## Start RECORDS SHOWN
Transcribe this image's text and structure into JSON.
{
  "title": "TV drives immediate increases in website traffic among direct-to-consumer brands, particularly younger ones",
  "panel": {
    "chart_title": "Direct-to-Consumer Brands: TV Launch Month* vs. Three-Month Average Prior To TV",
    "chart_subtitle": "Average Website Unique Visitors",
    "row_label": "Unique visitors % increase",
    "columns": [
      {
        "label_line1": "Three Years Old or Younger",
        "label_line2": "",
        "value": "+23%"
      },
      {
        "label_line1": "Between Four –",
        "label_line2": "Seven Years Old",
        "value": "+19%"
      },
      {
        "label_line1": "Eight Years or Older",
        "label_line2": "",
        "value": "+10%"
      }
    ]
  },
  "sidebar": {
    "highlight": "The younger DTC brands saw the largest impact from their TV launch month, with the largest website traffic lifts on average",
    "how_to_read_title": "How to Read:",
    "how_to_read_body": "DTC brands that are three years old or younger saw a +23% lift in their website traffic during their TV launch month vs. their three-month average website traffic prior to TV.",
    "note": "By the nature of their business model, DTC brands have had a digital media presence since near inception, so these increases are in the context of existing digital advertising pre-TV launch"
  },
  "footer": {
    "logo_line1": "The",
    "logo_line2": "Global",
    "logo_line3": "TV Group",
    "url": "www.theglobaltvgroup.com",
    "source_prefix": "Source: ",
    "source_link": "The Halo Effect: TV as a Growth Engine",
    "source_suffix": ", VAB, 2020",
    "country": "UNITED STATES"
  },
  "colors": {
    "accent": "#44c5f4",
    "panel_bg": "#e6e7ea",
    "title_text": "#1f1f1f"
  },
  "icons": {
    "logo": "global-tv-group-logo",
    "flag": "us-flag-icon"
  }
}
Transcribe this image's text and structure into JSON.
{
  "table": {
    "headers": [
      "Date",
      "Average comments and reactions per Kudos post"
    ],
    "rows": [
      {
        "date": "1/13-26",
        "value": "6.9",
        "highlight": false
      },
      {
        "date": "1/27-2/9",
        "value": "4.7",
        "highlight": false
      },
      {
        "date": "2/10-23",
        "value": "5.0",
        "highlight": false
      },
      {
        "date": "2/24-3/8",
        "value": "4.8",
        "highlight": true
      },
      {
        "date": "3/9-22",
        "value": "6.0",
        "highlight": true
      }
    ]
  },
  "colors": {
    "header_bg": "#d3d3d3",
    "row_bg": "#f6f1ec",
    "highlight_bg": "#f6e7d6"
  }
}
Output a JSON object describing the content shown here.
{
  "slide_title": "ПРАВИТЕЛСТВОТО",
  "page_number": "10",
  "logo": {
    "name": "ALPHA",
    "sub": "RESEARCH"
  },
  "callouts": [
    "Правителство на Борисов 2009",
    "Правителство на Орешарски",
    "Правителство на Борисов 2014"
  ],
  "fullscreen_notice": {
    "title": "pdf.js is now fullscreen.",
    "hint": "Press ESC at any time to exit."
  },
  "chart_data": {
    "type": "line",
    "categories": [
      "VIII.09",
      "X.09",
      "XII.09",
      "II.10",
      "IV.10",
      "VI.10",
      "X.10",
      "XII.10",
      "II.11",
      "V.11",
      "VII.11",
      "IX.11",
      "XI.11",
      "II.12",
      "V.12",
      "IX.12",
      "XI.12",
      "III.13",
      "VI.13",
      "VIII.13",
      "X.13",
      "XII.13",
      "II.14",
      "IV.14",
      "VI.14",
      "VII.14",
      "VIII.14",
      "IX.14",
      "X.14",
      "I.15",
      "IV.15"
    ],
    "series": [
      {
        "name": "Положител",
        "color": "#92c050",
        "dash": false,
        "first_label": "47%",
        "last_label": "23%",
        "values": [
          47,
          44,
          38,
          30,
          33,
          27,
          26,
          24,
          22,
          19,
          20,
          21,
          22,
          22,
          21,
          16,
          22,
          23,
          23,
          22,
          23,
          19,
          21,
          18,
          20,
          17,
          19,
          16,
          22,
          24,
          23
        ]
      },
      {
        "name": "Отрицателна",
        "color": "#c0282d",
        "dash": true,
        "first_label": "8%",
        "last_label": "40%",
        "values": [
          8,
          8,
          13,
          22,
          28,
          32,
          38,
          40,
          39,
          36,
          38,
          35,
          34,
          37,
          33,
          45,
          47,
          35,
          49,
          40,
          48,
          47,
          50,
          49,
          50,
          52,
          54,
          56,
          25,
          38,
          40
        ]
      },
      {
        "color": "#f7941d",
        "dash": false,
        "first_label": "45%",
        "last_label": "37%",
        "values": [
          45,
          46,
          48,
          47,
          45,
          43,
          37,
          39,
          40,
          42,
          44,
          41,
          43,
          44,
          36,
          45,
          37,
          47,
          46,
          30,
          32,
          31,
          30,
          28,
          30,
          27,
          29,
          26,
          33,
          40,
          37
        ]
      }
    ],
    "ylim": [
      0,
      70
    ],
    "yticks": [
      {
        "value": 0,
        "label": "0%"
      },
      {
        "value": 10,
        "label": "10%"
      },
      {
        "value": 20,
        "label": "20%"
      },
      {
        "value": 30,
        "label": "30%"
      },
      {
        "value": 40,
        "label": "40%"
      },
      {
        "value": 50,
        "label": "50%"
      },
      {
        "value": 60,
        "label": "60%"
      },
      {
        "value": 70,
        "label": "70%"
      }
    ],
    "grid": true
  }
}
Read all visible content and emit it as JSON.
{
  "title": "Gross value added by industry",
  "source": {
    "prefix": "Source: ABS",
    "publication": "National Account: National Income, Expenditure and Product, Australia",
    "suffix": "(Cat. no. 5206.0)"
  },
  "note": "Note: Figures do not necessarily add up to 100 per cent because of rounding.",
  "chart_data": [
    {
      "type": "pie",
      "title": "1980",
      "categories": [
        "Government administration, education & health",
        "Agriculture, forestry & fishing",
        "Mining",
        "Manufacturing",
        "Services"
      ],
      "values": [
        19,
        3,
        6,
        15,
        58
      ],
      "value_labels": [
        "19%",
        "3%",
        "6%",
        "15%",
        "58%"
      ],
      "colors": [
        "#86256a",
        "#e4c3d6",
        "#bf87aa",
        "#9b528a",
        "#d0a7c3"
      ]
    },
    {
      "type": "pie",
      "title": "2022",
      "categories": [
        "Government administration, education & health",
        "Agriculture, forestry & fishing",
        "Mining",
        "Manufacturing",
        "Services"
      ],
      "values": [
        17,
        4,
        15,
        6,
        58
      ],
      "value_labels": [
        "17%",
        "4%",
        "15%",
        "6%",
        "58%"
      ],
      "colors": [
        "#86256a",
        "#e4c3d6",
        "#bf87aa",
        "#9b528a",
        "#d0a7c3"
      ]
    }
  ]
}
## End RECORDS SHOWN
## Start RECORDS SHOWN
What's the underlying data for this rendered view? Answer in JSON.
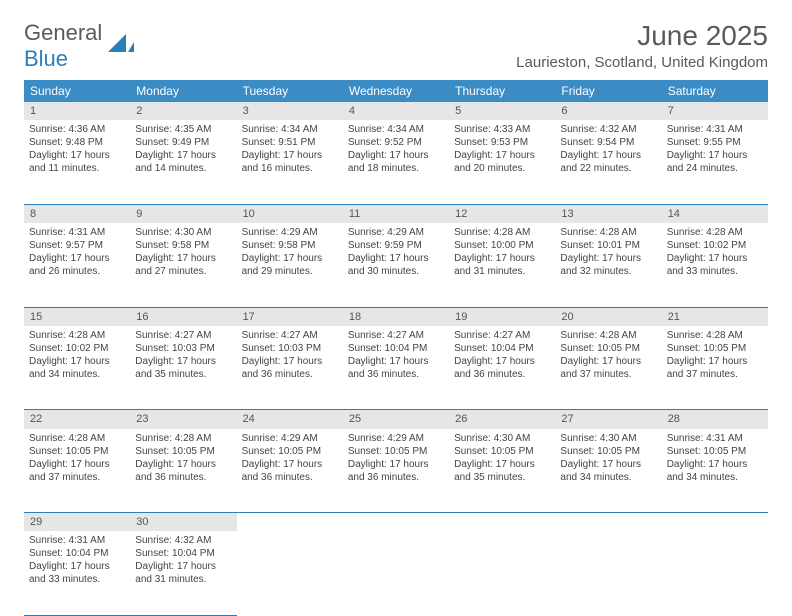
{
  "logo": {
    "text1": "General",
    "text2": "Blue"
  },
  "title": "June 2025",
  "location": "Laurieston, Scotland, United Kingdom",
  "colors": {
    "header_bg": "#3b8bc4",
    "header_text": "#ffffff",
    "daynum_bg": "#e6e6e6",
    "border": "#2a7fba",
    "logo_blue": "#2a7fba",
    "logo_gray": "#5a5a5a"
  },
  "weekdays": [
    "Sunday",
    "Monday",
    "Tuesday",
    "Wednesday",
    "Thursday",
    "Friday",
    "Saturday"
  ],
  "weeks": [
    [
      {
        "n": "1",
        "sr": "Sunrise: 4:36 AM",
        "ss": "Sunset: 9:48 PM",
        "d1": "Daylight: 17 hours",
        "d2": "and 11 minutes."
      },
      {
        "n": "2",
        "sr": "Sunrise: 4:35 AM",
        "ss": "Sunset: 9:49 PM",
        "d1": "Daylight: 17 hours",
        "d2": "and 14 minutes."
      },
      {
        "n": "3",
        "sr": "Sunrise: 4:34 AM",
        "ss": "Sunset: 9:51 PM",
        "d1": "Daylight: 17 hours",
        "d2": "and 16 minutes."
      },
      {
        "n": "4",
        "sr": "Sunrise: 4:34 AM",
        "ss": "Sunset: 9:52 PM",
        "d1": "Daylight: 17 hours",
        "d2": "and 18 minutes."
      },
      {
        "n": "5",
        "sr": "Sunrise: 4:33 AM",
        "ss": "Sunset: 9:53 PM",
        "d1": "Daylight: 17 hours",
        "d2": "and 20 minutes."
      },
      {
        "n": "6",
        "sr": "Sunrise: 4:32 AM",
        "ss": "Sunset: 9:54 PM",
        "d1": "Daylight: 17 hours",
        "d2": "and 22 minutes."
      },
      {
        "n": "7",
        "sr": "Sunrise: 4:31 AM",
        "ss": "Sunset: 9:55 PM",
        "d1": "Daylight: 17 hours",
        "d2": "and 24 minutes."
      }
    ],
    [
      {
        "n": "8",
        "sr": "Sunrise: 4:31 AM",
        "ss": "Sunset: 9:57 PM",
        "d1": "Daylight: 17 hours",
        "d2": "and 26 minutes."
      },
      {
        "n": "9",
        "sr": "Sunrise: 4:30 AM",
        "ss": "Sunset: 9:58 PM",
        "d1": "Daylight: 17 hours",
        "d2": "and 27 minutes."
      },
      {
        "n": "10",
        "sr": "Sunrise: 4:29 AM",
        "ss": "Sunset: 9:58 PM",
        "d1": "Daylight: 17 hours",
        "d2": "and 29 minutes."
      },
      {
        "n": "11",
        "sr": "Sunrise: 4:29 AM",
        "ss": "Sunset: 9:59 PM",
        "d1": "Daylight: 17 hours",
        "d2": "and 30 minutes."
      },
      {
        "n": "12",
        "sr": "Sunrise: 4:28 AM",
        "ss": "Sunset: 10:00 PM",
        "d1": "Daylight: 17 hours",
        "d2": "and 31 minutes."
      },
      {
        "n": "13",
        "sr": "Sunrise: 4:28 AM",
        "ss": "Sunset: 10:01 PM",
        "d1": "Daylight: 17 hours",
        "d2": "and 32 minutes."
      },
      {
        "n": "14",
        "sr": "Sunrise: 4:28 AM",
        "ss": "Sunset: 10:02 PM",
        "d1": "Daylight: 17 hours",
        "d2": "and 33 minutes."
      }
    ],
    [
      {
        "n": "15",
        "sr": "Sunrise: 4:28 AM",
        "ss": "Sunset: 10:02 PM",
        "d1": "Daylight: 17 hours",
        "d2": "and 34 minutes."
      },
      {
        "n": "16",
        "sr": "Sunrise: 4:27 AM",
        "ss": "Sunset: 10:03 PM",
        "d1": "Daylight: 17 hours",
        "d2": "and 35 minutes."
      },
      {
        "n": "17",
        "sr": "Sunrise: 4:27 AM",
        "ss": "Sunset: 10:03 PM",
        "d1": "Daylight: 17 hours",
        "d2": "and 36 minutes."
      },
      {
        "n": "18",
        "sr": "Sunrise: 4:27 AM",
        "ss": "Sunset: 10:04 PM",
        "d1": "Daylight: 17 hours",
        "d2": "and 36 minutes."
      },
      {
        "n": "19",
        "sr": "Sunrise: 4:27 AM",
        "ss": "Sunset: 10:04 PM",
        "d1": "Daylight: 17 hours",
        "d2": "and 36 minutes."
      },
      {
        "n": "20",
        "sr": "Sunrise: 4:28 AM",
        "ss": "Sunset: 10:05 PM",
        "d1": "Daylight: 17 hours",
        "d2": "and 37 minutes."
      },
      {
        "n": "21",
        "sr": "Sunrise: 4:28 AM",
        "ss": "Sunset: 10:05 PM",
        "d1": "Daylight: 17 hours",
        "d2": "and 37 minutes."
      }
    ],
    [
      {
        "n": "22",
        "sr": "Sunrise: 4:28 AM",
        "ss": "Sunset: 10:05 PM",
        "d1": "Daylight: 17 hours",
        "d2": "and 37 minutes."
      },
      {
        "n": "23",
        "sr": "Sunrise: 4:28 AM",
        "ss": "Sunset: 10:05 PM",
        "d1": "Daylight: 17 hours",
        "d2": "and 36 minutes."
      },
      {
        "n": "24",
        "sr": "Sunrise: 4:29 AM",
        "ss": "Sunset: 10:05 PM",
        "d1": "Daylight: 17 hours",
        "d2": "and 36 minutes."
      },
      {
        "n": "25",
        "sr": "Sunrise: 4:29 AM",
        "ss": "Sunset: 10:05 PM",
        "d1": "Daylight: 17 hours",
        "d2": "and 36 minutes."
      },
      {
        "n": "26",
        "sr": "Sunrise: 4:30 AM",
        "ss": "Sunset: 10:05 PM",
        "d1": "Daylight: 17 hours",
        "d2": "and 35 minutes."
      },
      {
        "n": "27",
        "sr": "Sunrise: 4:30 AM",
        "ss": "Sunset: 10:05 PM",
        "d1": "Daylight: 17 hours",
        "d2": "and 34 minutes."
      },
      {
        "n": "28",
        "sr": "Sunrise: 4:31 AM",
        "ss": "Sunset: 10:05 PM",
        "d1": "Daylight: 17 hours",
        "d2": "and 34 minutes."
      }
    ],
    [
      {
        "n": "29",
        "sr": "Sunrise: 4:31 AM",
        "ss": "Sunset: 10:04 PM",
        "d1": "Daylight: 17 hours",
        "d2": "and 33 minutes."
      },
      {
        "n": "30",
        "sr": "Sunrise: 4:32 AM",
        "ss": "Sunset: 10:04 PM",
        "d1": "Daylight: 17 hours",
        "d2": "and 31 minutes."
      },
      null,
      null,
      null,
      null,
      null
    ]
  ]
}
## End RECORDS SHOWN
## Start RECORDS SHOWN
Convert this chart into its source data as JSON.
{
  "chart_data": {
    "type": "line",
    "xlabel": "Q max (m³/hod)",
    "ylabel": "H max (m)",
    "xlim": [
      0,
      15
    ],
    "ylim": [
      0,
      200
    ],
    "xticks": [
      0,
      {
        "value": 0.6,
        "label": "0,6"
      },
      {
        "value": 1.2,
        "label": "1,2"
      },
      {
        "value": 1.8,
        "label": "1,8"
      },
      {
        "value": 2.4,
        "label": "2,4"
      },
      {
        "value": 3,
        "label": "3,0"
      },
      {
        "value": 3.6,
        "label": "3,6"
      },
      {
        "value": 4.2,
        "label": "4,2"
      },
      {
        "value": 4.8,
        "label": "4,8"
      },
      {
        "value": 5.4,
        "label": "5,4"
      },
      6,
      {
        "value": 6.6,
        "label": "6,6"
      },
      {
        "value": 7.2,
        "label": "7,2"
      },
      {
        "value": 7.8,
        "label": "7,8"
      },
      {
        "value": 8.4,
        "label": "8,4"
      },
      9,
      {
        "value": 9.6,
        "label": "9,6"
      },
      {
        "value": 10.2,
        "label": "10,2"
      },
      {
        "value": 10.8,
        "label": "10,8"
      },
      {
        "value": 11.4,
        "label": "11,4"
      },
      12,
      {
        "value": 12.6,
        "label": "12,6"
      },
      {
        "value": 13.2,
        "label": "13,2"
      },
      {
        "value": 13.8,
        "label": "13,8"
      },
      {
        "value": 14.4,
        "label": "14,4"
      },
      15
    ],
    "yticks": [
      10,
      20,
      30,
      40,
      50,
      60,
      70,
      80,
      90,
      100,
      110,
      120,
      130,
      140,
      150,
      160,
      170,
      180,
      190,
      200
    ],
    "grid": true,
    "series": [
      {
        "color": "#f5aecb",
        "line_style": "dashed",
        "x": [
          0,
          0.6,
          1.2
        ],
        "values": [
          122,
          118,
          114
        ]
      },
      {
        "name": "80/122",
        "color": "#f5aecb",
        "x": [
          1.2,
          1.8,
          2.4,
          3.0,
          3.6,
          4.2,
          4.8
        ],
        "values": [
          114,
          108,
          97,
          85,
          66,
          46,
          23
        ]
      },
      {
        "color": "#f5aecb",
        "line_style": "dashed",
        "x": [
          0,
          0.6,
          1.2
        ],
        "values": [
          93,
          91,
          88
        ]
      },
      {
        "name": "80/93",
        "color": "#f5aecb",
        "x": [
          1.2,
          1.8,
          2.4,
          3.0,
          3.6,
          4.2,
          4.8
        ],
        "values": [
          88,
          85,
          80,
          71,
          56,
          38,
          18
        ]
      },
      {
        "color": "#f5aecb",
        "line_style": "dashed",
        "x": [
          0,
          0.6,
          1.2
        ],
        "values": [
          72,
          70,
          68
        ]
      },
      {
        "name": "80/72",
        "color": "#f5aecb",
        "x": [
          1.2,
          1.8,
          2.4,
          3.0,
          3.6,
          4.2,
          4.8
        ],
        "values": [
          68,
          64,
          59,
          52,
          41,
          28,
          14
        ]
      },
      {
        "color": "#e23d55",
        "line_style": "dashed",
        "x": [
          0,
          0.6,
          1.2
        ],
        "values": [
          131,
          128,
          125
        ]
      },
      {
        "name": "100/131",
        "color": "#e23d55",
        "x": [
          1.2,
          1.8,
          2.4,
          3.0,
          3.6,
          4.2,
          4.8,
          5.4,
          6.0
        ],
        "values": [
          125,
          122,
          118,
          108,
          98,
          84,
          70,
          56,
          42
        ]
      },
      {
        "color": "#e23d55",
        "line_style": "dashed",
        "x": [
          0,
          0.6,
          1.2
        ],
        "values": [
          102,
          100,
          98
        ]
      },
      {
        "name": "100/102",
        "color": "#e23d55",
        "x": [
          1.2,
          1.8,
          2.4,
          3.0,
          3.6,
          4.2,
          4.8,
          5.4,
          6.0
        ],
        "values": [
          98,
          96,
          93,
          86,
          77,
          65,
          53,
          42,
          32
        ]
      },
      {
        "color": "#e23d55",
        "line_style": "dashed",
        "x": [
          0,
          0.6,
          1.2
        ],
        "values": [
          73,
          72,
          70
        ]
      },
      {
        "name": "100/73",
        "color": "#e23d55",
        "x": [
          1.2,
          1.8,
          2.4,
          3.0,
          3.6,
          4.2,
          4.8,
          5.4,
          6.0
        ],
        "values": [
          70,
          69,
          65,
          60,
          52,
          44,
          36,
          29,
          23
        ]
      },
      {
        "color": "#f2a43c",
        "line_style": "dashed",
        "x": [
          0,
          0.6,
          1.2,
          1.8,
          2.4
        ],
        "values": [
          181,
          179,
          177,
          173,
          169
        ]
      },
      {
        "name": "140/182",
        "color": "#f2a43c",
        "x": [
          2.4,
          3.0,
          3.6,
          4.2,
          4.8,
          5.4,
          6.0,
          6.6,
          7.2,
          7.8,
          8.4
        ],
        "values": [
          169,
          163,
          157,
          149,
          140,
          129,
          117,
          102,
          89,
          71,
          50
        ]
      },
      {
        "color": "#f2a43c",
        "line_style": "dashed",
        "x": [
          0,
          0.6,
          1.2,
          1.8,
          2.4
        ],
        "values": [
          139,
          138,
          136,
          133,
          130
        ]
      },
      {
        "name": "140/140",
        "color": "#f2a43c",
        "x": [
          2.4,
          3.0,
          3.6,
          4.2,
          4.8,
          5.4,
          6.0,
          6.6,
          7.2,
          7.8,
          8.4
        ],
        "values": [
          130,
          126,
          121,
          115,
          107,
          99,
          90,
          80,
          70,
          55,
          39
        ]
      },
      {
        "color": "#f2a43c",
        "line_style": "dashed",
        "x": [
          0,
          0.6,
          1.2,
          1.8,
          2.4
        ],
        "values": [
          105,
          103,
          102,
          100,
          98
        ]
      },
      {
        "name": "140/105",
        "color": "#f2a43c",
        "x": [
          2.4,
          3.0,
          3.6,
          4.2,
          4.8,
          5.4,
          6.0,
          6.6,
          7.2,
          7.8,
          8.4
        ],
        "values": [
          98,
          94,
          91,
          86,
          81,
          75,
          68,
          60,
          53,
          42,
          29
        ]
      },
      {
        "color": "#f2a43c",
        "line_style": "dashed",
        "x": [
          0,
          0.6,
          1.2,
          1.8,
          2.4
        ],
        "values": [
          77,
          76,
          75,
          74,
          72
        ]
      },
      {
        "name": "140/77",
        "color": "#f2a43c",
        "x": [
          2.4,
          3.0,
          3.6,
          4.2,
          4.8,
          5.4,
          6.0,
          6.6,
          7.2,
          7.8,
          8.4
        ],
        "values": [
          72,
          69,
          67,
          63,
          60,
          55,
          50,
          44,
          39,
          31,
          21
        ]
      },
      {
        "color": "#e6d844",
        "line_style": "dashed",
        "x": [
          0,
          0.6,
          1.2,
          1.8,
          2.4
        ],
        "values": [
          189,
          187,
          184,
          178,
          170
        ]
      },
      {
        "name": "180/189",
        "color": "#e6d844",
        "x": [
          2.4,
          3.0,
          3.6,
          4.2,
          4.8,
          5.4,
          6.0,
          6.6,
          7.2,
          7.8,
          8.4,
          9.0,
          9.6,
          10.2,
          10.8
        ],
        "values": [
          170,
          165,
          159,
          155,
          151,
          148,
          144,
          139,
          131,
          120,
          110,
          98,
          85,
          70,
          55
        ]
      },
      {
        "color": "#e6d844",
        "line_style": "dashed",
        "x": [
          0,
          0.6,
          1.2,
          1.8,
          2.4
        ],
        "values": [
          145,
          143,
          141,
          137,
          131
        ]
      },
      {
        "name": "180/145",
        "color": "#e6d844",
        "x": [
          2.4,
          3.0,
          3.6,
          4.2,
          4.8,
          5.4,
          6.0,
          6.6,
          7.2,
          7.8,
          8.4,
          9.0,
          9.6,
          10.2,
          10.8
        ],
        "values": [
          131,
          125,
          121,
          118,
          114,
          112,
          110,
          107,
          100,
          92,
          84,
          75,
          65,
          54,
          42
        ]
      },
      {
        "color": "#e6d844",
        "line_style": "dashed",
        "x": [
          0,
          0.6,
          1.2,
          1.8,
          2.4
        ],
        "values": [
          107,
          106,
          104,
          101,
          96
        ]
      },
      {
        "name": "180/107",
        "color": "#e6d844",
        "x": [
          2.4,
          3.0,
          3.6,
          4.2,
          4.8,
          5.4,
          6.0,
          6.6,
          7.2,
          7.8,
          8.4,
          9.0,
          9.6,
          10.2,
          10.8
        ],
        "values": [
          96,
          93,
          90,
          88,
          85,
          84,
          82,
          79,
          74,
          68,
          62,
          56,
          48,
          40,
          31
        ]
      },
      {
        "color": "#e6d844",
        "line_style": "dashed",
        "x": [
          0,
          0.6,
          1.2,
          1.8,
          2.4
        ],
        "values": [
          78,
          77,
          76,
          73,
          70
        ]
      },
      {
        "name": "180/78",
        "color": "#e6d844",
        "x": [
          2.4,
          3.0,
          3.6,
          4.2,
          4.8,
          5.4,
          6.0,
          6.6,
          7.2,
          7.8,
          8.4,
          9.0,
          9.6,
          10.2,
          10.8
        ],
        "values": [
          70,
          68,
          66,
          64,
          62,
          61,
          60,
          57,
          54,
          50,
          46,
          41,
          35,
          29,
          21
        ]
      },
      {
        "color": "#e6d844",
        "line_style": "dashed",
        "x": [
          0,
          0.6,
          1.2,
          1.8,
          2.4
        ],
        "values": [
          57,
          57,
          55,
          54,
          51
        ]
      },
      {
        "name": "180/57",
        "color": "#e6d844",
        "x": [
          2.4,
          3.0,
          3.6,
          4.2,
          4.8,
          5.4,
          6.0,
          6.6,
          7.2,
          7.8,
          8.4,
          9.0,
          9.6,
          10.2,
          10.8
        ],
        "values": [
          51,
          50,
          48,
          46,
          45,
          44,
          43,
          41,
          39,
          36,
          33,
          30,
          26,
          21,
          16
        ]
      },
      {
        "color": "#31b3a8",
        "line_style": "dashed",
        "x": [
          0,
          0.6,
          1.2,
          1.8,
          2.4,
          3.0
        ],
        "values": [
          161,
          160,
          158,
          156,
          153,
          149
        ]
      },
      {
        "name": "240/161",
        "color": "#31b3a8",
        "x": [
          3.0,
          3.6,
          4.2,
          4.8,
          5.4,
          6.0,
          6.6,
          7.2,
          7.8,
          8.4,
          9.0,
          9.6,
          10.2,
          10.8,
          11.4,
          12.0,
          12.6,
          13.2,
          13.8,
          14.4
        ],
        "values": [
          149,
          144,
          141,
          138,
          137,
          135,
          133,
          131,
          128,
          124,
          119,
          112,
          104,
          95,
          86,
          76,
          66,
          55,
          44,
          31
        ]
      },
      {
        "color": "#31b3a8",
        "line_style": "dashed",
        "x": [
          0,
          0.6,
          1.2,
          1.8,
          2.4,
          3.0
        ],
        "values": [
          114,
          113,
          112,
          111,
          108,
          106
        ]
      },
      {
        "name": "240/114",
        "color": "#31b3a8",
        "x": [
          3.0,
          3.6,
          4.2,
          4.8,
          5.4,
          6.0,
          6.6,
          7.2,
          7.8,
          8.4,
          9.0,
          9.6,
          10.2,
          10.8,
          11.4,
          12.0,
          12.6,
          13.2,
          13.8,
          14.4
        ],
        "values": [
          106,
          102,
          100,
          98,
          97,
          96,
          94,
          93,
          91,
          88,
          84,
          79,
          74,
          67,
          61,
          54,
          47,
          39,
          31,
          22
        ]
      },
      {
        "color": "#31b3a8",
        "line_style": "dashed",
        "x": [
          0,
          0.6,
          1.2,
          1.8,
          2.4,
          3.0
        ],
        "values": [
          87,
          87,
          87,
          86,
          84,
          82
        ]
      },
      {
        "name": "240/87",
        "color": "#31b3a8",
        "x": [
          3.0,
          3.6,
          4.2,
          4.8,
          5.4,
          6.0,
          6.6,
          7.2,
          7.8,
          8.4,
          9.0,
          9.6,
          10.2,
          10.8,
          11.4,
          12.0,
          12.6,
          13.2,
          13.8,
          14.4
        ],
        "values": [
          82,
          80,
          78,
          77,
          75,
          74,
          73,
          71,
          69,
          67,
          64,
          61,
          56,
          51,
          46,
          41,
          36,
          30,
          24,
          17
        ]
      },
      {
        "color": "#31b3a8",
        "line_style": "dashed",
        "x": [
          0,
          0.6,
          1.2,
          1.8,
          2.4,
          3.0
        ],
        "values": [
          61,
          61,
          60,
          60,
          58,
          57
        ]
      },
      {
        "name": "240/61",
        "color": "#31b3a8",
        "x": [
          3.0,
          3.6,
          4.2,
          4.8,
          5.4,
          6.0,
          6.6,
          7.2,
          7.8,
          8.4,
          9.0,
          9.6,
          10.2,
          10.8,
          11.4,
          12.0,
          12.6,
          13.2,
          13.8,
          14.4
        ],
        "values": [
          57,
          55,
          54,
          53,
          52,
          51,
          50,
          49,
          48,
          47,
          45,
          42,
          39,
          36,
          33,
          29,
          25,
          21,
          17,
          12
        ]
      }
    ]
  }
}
## End RECORDS SHOWN
From the listing above, pick out every line containing "true".

## [TASK RESPONSE]
        "highlight": true
        "highlight": true
        "dash": true,
    "grid": true
    "grid": true,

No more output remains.